- _DIRECTIONS_
Select lines where the word "como" appears.

- _DATA PROVIDED_
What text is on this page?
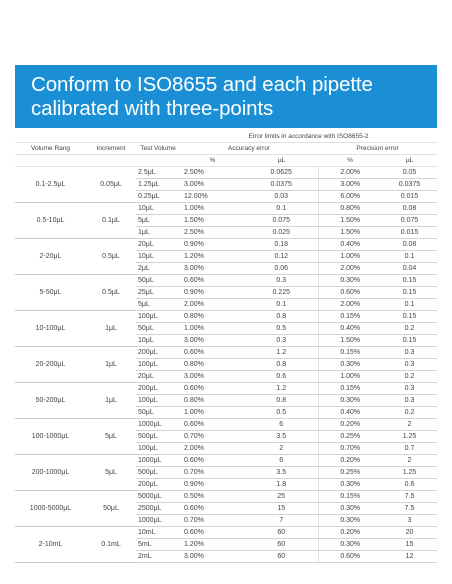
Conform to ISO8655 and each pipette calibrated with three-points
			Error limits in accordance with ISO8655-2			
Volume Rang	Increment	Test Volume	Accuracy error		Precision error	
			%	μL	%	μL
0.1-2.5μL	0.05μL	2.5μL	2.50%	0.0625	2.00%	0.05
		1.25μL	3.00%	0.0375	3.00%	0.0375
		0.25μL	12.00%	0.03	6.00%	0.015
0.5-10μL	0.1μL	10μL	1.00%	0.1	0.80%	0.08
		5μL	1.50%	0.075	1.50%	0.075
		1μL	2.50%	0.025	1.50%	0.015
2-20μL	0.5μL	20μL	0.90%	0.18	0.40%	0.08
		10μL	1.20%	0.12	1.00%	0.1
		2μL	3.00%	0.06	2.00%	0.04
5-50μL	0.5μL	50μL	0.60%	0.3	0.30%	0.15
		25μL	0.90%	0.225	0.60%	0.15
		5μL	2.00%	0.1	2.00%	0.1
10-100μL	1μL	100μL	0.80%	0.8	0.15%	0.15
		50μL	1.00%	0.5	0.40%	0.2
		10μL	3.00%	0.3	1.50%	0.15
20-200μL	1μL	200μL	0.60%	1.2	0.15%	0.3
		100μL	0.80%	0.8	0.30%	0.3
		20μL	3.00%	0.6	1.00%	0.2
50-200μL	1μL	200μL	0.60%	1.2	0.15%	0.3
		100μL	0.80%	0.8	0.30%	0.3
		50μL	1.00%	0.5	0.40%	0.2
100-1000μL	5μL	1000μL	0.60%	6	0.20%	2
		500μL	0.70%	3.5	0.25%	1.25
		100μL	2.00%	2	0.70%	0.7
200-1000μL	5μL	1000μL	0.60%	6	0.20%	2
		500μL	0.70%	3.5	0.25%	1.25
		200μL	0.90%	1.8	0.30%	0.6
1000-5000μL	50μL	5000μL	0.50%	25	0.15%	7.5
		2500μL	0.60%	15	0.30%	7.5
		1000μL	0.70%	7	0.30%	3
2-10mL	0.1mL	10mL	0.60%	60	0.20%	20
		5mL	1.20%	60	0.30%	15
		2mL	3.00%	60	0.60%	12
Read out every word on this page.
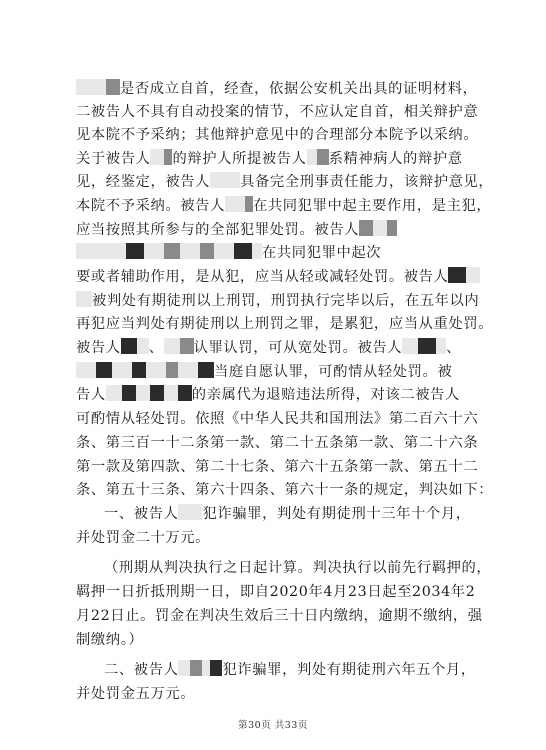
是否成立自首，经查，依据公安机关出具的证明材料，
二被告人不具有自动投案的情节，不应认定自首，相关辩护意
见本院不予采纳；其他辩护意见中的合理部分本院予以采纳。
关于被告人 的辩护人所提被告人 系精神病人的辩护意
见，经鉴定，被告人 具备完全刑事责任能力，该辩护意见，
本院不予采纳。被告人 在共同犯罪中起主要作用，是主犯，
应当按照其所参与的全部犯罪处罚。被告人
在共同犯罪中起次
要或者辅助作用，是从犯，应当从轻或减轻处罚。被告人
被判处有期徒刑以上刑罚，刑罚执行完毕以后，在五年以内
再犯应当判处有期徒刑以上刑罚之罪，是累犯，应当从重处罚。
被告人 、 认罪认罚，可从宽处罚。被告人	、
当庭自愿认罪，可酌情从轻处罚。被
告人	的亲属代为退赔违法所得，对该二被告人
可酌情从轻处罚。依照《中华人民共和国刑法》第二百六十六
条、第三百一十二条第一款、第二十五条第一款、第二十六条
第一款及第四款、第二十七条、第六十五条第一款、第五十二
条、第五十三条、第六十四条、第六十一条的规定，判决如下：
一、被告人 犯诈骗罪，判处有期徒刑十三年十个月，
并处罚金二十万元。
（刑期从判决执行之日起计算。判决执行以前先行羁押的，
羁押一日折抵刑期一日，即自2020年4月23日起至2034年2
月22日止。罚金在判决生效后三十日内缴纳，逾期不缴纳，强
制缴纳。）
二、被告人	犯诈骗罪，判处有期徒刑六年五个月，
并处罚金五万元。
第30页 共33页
--
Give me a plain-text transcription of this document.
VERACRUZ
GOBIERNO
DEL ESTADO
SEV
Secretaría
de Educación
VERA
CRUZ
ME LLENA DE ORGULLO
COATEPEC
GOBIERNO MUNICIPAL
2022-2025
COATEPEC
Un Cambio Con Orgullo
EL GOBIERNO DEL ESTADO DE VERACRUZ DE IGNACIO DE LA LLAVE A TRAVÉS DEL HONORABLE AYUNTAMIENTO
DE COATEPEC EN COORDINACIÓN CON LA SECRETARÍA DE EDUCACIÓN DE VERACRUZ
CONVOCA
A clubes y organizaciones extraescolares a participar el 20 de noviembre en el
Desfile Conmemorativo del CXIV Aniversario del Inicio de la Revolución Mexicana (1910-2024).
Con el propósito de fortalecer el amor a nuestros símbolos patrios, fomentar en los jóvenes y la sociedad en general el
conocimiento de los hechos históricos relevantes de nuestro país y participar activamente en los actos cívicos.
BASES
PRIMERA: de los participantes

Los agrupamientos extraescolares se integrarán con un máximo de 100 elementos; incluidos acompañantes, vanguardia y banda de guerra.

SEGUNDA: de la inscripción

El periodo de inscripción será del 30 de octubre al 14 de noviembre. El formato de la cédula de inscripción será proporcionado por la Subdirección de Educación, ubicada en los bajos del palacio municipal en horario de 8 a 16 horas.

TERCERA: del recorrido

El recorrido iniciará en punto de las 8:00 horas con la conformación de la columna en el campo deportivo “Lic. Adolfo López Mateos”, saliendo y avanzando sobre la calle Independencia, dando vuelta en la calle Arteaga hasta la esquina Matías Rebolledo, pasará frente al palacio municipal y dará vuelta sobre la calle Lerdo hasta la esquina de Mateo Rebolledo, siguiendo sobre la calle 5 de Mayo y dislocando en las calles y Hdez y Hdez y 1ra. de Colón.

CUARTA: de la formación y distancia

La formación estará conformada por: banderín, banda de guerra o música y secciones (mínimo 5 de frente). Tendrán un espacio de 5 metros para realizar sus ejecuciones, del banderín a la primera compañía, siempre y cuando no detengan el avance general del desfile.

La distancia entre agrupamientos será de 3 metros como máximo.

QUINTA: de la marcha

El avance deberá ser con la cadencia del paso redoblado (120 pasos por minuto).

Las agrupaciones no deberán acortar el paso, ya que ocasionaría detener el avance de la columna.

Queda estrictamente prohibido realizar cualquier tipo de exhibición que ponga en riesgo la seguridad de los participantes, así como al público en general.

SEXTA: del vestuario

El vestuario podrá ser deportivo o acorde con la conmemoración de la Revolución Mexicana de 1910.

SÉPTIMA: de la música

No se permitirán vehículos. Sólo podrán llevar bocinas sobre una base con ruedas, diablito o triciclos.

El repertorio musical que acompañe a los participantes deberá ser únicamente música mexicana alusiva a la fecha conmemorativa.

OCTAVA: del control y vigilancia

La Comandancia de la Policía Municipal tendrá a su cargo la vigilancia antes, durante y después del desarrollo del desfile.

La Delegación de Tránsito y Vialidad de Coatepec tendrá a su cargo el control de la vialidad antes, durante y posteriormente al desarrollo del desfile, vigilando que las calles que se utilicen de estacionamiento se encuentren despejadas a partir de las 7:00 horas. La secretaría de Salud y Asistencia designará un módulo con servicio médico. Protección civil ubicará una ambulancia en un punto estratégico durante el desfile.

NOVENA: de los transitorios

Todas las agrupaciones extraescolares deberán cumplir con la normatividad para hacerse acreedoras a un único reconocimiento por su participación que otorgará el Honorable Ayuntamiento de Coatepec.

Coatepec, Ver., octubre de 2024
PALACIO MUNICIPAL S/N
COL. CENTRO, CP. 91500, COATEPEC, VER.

- _EXERCISE ANSWER_
La distancia entre agrupamientos será de 3 metros como máximo.
Queda estrictamente prohibido realizar cualquier tipo de exhibición que ponga en riesgo la seguridad de los participantes, así como al público en general.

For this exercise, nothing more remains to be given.